Write out the whole listing again, exactly as given.
'''
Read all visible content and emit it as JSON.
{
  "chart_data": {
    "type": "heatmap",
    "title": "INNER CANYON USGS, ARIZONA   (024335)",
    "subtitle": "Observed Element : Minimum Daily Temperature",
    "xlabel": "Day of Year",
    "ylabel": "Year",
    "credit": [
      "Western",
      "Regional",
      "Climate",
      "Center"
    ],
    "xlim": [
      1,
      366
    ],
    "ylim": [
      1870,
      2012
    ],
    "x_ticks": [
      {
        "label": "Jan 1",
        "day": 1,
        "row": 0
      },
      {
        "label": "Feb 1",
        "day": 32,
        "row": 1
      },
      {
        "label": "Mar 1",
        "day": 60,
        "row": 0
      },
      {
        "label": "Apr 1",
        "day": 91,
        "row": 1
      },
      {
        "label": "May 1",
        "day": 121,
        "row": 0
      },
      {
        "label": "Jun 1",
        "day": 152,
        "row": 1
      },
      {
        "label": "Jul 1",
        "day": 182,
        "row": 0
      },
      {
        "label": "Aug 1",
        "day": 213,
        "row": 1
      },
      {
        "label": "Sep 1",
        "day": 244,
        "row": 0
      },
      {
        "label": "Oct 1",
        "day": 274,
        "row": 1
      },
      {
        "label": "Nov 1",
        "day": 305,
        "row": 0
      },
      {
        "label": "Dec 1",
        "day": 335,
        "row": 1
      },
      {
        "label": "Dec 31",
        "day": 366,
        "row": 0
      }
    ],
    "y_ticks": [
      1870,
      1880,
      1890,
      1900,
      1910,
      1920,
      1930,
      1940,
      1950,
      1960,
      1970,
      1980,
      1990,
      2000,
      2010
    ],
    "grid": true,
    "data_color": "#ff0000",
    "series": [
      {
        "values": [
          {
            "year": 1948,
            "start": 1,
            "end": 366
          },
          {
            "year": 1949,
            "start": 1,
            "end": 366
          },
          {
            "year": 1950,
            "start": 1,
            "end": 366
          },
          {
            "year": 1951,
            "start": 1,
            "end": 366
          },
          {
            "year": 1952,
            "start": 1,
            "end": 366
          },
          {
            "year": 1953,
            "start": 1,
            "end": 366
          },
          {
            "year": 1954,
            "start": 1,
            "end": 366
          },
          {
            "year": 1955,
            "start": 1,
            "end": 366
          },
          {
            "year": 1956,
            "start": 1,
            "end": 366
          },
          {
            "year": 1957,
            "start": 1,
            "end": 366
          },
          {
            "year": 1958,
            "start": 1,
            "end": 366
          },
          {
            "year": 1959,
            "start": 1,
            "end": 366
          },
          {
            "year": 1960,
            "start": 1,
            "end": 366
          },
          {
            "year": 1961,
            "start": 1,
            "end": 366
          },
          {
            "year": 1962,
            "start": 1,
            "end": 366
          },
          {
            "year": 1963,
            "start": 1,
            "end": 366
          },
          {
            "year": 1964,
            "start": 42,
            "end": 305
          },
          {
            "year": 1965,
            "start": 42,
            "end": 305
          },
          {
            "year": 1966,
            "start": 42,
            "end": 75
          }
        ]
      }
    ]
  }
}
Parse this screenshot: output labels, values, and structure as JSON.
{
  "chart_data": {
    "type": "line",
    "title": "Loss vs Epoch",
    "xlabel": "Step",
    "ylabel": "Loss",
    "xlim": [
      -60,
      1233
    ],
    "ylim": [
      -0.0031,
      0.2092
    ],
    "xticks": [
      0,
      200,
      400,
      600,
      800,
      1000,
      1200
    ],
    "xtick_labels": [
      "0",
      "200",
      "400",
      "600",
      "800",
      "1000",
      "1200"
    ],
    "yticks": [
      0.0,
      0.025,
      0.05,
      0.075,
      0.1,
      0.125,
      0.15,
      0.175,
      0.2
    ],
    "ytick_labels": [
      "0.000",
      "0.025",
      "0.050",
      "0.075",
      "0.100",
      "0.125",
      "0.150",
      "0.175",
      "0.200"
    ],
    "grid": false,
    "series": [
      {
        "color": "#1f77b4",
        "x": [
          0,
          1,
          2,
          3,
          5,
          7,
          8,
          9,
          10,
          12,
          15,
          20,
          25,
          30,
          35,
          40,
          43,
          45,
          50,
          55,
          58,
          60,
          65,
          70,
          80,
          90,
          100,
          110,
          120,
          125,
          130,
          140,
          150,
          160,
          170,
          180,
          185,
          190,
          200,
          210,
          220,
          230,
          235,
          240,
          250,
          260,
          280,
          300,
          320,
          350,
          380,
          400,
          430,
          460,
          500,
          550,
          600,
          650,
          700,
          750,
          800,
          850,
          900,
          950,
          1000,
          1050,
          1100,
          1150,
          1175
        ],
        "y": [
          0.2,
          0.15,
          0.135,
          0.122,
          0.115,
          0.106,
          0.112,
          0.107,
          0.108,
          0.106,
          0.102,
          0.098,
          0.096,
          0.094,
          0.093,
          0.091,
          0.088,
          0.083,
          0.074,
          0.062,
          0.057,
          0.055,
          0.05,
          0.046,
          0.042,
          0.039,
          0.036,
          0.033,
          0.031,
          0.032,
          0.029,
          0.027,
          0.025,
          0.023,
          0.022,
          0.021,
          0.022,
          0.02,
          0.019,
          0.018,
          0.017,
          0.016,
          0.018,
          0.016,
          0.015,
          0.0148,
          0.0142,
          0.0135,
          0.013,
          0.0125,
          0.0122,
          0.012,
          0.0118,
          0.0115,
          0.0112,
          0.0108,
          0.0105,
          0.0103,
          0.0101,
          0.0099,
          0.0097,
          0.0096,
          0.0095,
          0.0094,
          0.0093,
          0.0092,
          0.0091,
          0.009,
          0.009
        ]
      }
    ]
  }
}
'''
◆ Output for this exercise
Read all visible content and emit it as JSON.
{
  "chart_data": {
    "type": "heatmap",
    "title": "INNER CANYON USGS, ARIZONA   (024335)",
    "subtitle": "Observed Element : Minimum Daily Temperature",
    "xlabel": "Day of Year",
    "ylabel": "Year",
    "credit": [
      "Western",
      "Regional",
      "Climate",
      "Center"
    ],
    "xlim": [
      1,
      366
    ],
    "ylim": [
      1870,
      2012
    ],
    "x_ticks": [
      {
        "label": "Jan 1",
        "day": 1,
        "row": 0
      },
      {
        "label": "Feb 1",
        "day": 32,
        "row": 1
      },
      {
        "label": "Mar 1",
        "day": 60,
        "row": 0
      },
      {
        "label": "Apr 1",
        "day": 91,
        "row": 1
      },
      {
        "label": "May 1",
        "day": 121,
        "row": 0
      },
      {
        "label": "Jun 1",
        "day": 152,
        "row": 1
      },
      {
        "label": "Jul 1",
        "day": 182,
        "row": 0
      },
      {
        "label": "Aug 1",
        "day": 213,
        "row": 1
      },
      {
        "label": "Sep 1",
        "day": 244,
        "row": 0
      },
      {
        "label": "Oct 1",
        "day": 274,
        "row": 1
      },
      {
        "label": "Nov 1",
        "day": 305,
        "row": 0
      },
      {
        "label": "Dec 1",
        "day": 335,
        "row": 1
      },
      {
        "label": "Dec 31",
        "day": 366,
        "row": 0
      }
    ],
    "y_ticks": [
      1870,
      1880,
      1890,
      1900,
      1910,
      1920,
      1930,
      1940,
      1950,
      1960,
      1970,
      1980,
      1990,
      2000,
      2010
    ],
    "grid": true,
    "data_color": "#ff0000",
    "series": [
      {
        "values": [
          {
            "year": 1948,
            "start": 1,
            "end": 366
          },
          {
            "year": 1949,
            "start": 1,
            "end": 366
          },
          {
            "year": 1950,
            "start": 1,
            "end": 366
          },
          {
            "year": 1951,
            "start": 1,
            "end": 366
          },
          {
            "year": 1952,
            "start": 1,
            "end": 366
          },
          {
            "year": 1953,
            "start": 1,
            "end": 366
          },
          {
            "year": 1954,
            "start": 1,
            "end": 366
          },
          {
            "year": 1955,
            "start": 1,
            "end": 366
          },
          {
            "year": 1956,
            "start": 1,
            "end": 366
          },
          {
            "year": 1957,
            "start": 1,
            "end": 366
          },
          {
            "year": 1958,
            "start": 1,
            "end": 366
          },
          {
            "year": 1959,
            "start": 1,
            "end": 366
          },
          {
            "year": 1960,
            "start": 1,
            "end": 366
          },
          {
            "year": 1961,
            "start": 1,
            "end": 366
          },
          {
            "year": 1962,
            "start": 1,
            "end": 366
          },
          {
            "year": 1963,
            "start": 1,
            "end": 366
          },
          {
            "year": 1964,
            "start": 42,
            "end": 305
          },
          {
            "year": 1965,
            "start": 42,
            "end": 305
          },
          {
            "year": 1966,
            "start": 42,
            "end": 75
          }
        ]
      }
    ]
  }
}
Parse this screenshot: output labels, values, and structure as JSON.
{
  "chart_data": {
    "type": "line",
    "title": "Loss vs Epoch",
    "xlabel": "Step",
    "ylabel": "Loss",
    "xlim": [
      -60,
      1233
    ],
    "ylim": [
      -0.0031,
      0.2092
    ],
    "xticks": [
      0,
      200,
      400,
      600,
      800,
      1000,
      1200
    ],
    "xtick_labels": [
      "0",
      "200",
      "400",
      "600",
      "800",
      "1000",
      "1200"
    ],
    "yticks": [
      0.0,
      0.025,
      0.05,
      0.075,
      0.1,
      0.125,
      0.15,
      0.175,
      0.2
    ],
    "ytick_labels": [
      "0.000",
      "0.025",
      "0.050",
      "0.075",
      "0.100",
      "0.125",
      "0.150",
      "0.175",
      "0.200"
    ],
    "grid": false,
    "series": [
      {
        "color": "#1f77b4",
        "x": [
          0,
          1,
          2,
          3,
          5,
          7,
          8,
          9,
          10,
          12,
          15,
          20,
          25,
          30,
          35,
          40,
          43,
          45,
          50,
          55,
          58,
          60,
          65,
          70,
          80,
          90,
          100,
          110,
          120,
          125,
          130,
          140,
          150,
          160,
          170,
          180,
          185,
          190,
          200,
          210,
          220,
          230,
          235,
          240,
          250,
          260,
          280,
          300,
          320,
          350,
          380,
          400,
          430,
          460,
          500,
          550,
          600,
          650,
          700,
          750,
          800,
          850,
          900,
          950,
          1000,
          1050,
          1100,
          1150,
          1175
        ],
        "y": [
          0.2,
          0.15,
          0.135,
          0.122,
          0.115,
          0.106,
          0.112,
          0.107,
          0.108,
          0.106,
          0.102,
          0.098,
          0.096,
          0.094,
          0.093,
          0.091,
          0.088,
          0.083,
          0.074,
          0.062,
          0.057,
          0.055,
          0.05,
          0.046,
          0.042,
          0.039,
          0.036,
          0.033,
          0.031,
          0.032,
          0.029,
          0.027,
          0.025,
          0.023,
          0.022,
          0.021,
          0.022,
          0.02,
          0.019,
          0.018,
          0.017,
          0.016,
          0.018,
          0.016,
          0.015,
          0.0148,
          0.0142,
          0.0135,
          0.013,
          0.0125,
          0.0122,
          0.012,
          0.0118,
          0.0115,
          0.0112,
          0.0108,
          0.0105,
          0.0103,
          0.0101,
          0.0099,
          0.0097,
          0.0096,
          0.0095,
          0.0094,
          0.0093,
          0.0092,
          0.0091,
          0.009,
          0.009
        ]
      }
    ]
  }
}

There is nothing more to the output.